#### [Dostarczone dane]
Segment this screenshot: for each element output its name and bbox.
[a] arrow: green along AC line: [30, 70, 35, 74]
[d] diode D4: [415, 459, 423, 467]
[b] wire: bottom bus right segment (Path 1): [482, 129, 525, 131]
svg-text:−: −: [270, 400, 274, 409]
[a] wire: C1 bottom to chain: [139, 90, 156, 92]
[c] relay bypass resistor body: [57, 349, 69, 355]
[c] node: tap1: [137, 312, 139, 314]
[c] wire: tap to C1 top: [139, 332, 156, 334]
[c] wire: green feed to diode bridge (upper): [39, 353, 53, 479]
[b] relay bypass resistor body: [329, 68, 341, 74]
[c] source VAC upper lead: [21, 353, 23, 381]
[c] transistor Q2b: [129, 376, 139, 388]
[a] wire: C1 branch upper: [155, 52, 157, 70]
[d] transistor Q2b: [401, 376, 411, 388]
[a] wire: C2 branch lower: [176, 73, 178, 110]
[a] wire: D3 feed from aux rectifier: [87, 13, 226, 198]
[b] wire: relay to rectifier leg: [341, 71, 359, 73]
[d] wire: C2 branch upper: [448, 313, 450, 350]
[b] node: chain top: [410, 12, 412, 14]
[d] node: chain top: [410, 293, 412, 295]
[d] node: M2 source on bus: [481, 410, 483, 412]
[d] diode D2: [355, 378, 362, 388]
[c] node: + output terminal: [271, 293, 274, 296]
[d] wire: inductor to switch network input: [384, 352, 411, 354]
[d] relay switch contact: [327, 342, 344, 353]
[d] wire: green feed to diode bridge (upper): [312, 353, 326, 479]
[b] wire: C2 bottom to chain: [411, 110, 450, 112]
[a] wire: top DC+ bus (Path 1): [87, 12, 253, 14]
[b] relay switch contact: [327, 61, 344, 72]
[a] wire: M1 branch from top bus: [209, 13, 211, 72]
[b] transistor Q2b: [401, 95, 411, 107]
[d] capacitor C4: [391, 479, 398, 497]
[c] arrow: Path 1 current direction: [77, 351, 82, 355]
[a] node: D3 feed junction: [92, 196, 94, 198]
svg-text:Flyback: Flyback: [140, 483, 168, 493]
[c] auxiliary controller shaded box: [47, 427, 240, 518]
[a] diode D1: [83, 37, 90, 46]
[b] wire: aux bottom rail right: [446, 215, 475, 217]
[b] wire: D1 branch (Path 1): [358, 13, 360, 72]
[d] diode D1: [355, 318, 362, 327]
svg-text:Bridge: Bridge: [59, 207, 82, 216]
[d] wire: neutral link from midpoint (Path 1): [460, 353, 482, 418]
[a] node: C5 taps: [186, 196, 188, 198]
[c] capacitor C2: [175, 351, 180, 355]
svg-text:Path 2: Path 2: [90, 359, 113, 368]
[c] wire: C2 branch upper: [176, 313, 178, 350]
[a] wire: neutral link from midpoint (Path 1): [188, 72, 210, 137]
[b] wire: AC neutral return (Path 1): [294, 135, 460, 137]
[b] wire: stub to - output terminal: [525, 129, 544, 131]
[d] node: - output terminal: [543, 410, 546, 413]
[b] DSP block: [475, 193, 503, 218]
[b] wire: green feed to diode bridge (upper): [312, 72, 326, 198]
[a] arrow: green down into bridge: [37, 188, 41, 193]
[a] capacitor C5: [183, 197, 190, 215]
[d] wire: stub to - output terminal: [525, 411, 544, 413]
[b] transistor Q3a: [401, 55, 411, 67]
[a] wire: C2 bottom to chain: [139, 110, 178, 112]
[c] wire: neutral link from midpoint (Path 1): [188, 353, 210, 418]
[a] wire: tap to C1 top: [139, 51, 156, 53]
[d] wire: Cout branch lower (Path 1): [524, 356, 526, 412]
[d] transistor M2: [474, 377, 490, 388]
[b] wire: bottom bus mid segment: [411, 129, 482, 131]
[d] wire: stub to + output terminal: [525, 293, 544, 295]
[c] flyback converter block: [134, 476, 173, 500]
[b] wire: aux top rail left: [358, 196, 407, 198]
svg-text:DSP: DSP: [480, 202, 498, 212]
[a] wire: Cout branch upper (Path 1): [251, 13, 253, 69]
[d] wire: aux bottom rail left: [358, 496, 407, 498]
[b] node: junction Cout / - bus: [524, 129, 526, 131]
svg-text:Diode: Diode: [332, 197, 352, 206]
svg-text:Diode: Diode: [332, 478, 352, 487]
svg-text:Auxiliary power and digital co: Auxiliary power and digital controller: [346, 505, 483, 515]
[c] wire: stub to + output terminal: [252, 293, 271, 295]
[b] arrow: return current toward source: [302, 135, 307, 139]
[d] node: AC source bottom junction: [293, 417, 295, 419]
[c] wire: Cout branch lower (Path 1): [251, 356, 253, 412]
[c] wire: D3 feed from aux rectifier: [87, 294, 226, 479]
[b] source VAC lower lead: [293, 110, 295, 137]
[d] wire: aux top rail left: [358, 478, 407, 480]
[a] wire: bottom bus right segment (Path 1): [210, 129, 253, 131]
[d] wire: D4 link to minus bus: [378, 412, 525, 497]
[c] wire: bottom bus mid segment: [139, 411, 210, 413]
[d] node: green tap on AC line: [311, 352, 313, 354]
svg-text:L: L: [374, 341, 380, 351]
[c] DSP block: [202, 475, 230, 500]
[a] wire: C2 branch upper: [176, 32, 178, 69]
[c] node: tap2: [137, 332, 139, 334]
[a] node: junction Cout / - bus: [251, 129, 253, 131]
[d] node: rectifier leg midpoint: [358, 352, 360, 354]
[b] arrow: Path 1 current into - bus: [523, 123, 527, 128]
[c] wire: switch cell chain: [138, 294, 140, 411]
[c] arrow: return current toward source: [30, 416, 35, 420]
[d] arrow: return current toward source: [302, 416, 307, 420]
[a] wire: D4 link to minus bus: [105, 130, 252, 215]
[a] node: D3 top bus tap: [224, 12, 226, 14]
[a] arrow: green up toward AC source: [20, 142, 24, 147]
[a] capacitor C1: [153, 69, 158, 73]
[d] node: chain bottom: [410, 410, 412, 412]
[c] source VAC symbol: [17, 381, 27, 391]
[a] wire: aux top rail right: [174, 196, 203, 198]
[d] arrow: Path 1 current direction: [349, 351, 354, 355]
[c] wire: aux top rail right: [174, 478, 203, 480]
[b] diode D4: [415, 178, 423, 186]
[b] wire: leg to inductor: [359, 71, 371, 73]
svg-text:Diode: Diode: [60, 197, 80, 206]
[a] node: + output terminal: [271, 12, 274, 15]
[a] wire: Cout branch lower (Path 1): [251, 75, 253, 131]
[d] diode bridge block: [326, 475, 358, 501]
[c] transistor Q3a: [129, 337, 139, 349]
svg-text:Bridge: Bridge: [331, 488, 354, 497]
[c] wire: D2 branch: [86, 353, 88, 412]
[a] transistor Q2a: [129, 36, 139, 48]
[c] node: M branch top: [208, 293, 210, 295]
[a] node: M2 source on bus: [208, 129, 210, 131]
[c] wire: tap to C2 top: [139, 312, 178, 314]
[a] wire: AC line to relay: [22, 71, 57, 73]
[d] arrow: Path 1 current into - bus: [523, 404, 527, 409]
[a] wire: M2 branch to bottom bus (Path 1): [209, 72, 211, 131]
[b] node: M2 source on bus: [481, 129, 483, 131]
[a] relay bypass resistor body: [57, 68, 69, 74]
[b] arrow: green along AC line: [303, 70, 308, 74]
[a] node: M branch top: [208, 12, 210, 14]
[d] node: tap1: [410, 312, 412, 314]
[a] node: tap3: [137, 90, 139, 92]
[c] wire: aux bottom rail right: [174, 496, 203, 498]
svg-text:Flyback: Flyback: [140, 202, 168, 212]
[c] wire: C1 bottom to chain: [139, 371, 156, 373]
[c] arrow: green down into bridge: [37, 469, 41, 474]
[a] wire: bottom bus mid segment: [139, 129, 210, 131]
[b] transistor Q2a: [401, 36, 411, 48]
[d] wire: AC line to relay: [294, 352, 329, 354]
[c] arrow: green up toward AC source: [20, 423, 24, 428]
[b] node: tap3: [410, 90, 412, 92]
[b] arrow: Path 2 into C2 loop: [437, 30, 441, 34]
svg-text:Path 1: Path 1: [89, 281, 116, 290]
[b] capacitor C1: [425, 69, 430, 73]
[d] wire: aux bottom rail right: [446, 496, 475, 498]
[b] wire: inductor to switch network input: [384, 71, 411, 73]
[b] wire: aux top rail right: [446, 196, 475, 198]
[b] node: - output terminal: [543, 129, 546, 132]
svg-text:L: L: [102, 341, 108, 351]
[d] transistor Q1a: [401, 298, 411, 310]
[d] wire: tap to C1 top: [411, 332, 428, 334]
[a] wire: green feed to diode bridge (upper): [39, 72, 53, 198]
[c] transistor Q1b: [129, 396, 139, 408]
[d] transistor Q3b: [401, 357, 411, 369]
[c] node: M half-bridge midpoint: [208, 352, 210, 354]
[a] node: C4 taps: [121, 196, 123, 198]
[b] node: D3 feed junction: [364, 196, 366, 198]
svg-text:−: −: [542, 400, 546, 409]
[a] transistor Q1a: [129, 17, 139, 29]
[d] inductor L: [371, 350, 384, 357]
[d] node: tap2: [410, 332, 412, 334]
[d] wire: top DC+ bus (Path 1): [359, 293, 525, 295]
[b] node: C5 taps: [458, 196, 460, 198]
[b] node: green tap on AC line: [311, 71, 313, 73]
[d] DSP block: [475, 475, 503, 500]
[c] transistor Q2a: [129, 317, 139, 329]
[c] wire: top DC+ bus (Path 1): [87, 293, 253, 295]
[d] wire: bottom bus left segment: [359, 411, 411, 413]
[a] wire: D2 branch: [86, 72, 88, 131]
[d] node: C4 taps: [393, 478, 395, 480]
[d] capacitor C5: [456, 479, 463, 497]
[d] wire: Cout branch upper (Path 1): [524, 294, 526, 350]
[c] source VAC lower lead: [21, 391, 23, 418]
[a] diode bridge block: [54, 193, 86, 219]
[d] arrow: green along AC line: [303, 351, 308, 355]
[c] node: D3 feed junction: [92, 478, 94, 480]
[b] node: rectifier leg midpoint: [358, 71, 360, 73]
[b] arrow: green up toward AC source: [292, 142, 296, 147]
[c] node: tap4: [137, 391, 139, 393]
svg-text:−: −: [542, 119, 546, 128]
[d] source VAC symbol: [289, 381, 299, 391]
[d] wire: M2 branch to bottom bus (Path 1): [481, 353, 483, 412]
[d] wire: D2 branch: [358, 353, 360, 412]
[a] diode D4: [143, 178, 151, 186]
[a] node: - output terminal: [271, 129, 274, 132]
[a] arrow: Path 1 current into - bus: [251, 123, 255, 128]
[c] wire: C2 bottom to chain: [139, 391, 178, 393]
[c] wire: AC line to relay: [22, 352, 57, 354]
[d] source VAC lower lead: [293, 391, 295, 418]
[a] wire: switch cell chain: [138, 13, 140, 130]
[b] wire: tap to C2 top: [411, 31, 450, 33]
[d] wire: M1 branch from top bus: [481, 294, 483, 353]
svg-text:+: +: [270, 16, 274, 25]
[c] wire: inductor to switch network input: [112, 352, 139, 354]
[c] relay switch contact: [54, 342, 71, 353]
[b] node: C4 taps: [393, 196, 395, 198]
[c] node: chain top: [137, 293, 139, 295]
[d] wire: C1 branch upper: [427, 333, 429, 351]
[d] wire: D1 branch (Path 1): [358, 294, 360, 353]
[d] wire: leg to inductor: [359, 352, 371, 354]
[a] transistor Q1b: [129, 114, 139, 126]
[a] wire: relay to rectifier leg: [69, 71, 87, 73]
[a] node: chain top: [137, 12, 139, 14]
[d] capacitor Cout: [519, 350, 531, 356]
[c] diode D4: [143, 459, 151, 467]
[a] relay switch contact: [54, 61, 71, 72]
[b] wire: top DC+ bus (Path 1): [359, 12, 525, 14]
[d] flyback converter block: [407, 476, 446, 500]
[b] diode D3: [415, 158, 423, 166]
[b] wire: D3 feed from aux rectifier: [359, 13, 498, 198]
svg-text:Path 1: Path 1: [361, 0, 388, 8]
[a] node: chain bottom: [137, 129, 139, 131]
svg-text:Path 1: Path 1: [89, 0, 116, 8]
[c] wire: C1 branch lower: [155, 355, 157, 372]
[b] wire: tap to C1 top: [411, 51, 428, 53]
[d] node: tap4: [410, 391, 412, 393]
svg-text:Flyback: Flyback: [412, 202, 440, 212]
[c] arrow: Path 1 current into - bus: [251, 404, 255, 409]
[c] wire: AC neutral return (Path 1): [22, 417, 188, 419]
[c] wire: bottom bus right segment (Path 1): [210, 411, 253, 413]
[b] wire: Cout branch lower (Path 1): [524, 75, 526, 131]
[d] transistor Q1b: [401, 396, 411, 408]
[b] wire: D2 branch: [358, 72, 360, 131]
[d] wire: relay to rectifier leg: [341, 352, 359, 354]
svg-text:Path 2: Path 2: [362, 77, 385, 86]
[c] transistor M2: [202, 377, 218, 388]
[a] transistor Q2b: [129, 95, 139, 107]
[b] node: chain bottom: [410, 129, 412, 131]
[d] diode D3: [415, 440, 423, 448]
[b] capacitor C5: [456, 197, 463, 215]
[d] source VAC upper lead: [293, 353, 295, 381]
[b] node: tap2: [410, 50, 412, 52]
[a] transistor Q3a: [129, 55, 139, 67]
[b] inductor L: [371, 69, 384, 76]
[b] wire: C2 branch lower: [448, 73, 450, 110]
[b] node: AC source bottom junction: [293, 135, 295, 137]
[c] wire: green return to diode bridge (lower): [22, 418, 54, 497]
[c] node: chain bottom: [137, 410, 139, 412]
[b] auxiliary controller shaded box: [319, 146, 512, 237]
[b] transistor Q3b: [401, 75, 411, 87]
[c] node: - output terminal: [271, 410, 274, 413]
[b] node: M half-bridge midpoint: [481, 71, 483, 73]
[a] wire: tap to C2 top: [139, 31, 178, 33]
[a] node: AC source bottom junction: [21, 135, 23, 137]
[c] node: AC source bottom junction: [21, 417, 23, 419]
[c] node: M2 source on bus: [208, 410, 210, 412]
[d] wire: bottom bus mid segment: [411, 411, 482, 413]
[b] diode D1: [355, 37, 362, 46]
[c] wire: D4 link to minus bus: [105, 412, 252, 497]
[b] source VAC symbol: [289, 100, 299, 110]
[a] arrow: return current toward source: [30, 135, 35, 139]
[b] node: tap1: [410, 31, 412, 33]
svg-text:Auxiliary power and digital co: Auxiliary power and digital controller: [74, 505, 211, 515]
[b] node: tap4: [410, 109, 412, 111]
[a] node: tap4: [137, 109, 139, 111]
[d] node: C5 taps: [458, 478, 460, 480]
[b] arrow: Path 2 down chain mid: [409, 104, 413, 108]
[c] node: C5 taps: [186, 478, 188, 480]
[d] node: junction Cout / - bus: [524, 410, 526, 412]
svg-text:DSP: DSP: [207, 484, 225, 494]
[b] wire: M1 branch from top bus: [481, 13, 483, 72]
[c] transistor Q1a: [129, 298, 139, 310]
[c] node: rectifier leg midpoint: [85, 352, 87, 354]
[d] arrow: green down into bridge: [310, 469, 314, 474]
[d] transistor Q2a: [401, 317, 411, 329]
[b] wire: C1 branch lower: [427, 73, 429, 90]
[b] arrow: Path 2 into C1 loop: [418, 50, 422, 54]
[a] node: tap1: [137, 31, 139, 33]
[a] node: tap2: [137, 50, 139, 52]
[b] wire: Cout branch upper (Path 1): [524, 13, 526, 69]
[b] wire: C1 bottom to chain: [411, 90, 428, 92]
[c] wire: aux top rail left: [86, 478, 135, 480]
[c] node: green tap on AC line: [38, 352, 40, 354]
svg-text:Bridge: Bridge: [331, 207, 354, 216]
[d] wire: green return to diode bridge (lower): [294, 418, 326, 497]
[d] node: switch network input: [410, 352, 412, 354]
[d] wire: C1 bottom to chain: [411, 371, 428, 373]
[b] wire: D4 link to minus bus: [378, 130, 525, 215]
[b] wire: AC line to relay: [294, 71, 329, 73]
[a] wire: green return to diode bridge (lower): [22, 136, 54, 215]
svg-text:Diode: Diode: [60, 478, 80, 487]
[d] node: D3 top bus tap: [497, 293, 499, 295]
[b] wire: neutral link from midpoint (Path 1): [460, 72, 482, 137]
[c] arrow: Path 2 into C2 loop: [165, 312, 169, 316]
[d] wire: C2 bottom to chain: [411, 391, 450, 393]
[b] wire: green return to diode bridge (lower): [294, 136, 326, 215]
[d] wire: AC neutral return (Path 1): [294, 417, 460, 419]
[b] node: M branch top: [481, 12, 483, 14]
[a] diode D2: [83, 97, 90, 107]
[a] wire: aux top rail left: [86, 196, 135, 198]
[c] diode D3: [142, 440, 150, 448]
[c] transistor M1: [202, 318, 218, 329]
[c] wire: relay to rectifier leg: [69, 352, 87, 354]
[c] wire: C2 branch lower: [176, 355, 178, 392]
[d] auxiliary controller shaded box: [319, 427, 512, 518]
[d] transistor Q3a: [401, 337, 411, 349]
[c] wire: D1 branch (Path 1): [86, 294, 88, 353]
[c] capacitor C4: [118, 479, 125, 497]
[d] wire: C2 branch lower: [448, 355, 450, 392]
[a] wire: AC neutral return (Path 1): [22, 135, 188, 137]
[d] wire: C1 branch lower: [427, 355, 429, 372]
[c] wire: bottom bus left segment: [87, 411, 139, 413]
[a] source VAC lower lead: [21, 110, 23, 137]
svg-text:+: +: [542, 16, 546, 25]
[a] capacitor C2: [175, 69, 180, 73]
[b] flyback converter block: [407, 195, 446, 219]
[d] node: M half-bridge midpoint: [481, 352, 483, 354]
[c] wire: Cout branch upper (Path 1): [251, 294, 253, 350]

#### [Treść zadania]
Proszę przepisać bez żadnych zmian wiersze materiału od pierwszego wiersza do wiersza zawierającego „[b] wire: relay”, z oboma skrajnymi wierszami włącznie.

#### [Wykonane zadanie]
Segment this screenshot: for each element output its name and bbox.
[a] arrow: green along AC line: [30, 70, 35, 74]
[d] diode D4: [415, 459, 423, 467]
[b] wire: bottom bus right segment (Path 1): [482, 129, 525, 131]
svg-text:−: −: [270, 400, 274, 409]
[a] wire: C1 bottom to chain: [139, 90, 156, 92]
[c] relay bypass resistor body: [57, 349, 69, 355]
[c] node: tap1: [137, 312, 139, 314]
[c] wire: tap to C1 top: [139, 332, 156, 334]
[c] wire: green feed to diode bridge (upper): [39, 353, 53, 479]
[b] relay bypass resistor body: [329, 68, 341, 74]
[c] source VAC upper lead: [21, 353, 23, 381]
[c] transistor Q2b: [129, 376, 139, 388]
[a] wire: C1 branch upper: [155, 52, 157, 70]
[d] transistor Q2b: [401, 376, 411, 388]
[a] wire: C2 branch lower: [176, 73, 178, 110]
[a] wire: D3 feed from aux rectifier: [87, 13, 226, 198]
[b] wire: relay to rectifier leg: [341, 71, 359, 73]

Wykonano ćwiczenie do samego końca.